**What to do**
How many lines of these records hold the string "text"? Reply with the number alone.

**Given information**
## begin

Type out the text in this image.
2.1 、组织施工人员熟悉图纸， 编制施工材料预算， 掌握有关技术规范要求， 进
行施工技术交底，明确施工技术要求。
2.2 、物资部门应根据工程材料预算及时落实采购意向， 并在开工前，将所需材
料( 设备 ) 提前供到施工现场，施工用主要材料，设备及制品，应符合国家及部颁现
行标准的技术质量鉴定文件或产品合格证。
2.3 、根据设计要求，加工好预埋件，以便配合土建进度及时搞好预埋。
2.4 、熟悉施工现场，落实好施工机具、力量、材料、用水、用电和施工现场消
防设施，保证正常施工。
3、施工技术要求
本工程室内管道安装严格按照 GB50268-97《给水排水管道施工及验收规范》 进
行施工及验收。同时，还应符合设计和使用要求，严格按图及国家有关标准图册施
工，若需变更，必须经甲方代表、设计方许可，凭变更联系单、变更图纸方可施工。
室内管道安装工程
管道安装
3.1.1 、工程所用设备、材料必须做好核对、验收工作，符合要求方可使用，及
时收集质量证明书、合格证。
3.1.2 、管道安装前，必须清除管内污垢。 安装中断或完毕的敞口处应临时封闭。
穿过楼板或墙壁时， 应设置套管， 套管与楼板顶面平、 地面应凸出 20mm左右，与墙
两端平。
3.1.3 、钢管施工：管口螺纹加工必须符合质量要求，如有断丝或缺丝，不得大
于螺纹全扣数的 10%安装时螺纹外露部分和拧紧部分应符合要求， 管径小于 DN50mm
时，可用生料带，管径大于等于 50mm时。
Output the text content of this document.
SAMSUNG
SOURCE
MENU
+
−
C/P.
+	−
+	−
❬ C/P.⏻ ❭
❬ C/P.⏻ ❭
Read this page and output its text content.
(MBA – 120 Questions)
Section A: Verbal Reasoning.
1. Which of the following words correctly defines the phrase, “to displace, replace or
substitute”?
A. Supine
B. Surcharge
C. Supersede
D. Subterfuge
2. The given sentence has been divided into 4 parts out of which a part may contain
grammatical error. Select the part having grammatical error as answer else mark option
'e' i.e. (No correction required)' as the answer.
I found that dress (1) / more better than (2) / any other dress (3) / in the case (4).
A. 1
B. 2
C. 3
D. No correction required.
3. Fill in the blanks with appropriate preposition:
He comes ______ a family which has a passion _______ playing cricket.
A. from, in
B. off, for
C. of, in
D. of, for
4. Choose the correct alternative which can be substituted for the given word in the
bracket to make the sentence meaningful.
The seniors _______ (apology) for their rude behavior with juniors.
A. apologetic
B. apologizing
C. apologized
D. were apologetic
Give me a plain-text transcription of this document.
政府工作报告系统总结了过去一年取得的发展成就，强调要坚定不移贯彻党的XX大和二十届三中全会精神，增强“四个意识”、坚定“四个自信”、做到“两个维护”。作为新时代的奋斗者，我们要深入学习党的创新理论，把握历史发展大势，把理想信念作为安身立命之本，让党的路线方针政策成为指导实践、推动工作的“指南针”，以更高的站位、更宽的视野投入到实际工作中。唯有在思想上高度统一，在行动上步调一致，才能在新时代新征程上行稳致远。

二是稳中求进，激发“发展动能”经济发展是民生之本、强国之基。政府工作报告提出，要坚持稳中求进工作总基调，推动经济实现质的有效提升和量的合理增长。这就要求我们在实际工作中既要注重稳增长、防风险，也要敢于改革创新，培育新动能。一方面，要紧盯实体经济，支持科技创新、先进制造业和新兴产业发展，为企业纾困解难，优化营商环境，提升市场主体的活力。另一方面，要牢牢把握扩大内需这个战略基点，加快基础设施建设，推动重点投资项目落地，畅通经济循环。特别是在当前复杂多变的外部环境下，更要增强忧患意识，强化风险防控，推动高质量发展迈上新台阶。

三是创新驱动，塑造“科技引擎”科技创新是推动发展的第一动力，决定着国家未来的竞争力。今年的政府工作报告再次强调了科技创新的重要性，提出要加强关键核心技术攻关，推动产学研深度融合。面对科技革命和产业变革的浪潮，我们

## end

**Completed task**
4